Passage.
+-------+
The Ford Motor Corporation was then a privately-held business, run by eight members of the Ford family. The foundation, started with an initial gift of $25,000 from Edsel Ford, was a legal maneuver to preserve family wealth in anticipation of enormous estate taxes to be paid at Henry Sr.'s passing (MacDonald 1989). The Foundation's sweeping mission to "receive and administer funds for scientific, educational, and charitable purposes, all for the public welfare" notwithstanding, Ford remained a sleepy Michigan family foundation in the 1940s (Ford Foundation). With Henry Sr.'s health declining and plans for the imminent transfer of wealth weighing more heavily on the family, patriarch Henry Ford's grandson Henry II, solicited the help of friend William "Ping" Ferry, the bright, left-leaning, irreverent son of a conservative Packard auto executive who commanded the relevant public relations savvy to prepare a preliminary report to outline a possible course of action for the Ford Foundation.

Henry II was prescient in understanding the need for a blueprint to guide Ford's giving. With Edsel's death in 1943 and Henry Sr.'s death in 1947, the Foundation owned nearly 84% of the Ford Motor company. It was in the next pivotal decade that the Ford Foundation--by then a "behemoth," even compared to Carnegie and Rockefeller--forged its identity in the philanthropic world (MacDonald 1989, 3).

Like the Rockefeller and Carnegie philanthropies, Ford looked to education, especially higher education, as an area for its large-scale grant-making aspirations. But if Ford's challenge of finding a distinctive pathway to influence rested in part in its late rise on the national stage of philanthropic activity, the newcomer's challenge also rested in hitting its stride given the growing complexity of higher education and the political landscape in which it functioned. The war experience had brought a large-scale infusion of federal patronage that transformed the academic research enterprise, especially big science. Further, the postwar years saw the academy struggle with meeting the needs of GIs, the demands of and for more democratic access, inflation, and the need to bolster infrastructure (Thelin 2011).

One strategy for established foundations to maintain their relevance and visibility as leaders in higher education--as federal money became a force in funding student aid and the dramatic expansion of public colleges and universities--was to find areas where government was less involved. Notably, private grants played a large role in bolstering the competitiveness and the diversity of established US private institutions-- which many regarded as an asset and strength for the US compared to other national systems (Freeland 1992). A number of foundations sought to reinvigorate private liberal arts colleges, contribute to US efforts in rebuilding Germany, expand educational opportunity, and enlarge research capability at both public and private universities, especially in the social sciences. From the perspective of foundation leaders, funding for universities, but more particularly aid to a small cluster of elite research universities, was integral to promoting and maintaining a prosperous economy, cultivating expertise, supporting US foreign policy, fostering social betterment, and deepening our understanding of human behavior (Curti and Nash 1965; Walton and Gasman 2008). The challenge before the extraordinarily well-endowed Ford Foundation was how to define, pursue, and fund its mission in this landscape and the set of possibilities and limitations it posed.
+-------+
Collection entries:

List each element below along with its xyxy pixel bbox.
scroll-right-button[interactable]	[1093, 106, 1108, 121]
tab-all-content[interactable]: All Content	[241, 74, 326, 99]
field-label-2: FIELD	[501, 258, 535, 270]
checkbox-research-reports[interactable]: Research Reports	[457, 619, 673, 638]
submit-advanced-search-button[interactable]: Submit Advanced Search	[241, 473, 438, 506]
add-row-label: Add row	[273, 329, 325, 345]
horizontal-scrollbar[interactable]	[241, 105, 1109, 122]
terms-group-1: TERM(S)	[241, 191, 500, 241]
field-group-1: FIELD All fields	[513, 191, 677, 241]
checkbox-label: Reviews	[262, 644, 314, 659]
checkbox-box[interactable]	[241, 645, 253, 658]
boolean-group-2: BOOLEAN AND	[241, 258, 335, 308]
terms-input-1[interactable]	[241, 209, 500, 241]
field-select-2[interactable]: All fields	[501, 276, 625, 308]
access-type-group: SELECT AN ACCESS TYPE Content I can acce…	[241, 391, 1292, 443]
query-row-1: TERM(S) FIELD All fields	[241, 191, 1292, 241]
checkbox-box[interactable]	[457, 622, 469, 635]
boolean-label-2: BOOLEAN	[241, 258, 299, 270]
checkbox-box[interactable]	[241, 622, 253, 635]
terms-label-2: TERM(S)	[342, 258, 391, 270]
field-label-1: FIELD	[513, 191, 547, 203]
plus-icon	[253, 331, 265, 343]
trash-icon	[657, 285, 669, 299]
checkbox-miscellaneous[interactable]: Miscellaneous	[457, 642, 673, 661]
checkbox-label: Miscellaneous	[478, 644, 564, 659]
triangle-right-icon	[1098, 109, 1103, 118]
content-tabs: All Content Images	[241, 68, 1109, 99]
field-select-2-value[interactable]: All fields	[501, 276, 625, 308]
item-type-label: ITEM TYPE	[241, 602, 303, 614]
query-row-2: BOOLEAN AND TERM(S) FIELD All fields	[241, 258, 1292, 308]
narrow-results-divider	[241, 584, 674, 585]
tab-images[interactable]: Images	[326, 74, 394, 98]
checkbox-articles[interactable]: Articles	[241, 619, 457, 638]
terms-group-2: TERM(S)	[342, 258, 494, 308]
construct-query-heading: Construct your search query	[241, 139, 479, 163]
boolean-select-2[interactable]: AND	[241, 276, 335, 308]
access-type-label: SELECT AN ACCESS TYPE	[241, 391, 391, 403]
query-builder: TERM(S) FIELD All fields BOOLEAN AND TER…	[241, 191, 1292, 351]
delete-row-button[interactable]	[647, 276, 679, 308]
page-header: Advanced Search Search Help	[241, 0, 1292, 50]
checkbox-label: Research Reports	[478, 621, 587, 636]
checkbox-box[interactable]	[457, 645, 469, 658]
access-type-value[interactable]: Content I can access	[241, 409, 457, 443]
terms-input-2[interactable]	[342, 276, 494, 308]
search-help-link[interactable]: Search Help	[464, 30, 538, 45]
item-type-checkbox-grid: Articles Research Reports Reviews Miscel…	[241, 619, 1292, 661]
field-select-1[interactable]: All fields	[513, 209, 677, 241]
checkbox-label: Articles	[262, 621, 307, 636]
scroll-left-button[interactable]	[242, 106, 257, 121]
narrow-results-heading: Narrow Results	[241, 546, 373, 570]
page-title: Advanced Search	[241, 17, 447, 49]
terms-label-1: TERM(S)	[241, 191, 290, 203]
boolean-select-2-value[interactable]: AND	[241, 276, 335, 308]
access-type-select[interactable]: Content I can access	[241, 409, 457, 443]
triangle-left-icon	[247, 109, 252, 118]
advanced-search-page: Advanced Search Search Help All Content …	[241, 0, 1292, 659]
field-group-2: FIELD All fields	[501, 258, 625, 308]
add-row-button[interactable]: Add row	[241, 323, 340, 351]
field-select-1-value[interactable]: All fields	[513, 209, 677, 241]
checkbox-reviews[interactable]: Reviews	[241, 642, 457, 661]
+-------+
Things to do.
1 > List each source cited in parentheses in the Ford Foundation passage, naming each one only once.
2 > Please proceed with the Ford Foundation passage, writing on from its final sentence.

Solved problems.
1 >
- MacDonald 1989
- Ford Foundation
- Thelin 2011
- Freeland 1992
- Curti and Nash 1965
- Walton and Gasman 2008

2 >
Henry Ford II was a savvy businessman and a pragmatic heir who relied on expert advisors to help him set the Ford Foundation on its course. In the late 1940s, he appointed San Francisco attorney H. Rowan Gaither, a member of the Rand Corporation's board of directors, to head a committee charged with providing guidance as to how Ford might best pursue its philanthropic mission to improve society and best spend its ample funds. By one account, Gaither traveled over 250,000 miles and his committee conducted over 1,000 interviews before producing a twenty volume report in 1949. Commonly known as the Gaither Report, the bold document encouraged Ford's transformation from a regional grantmaker to a powerful international foundation and targeted broad areas around which Ford grantmaking might cohere, most relevant here being efforts to support education in a democratic society (Bender and Smith 2008).

The man named to head the newly envisioned Ford Foundation was Paul Hoffman, a former Marshall Plan administrator and accomplished executive at Studebaker. Hoffman, a millionaire, was well-connected to the moneyed and powerful but also to a wide range of philanthropic and voluntary organizations. As one historian has described, Hoffman belonged to "a string of organizations often associated with tradition, patriotism, and conservatism: the Rotary Club, the Masons, Republican Party, National Council of the Boy Scouts of America and ten exclusive clubs" (Ward 2001, 45).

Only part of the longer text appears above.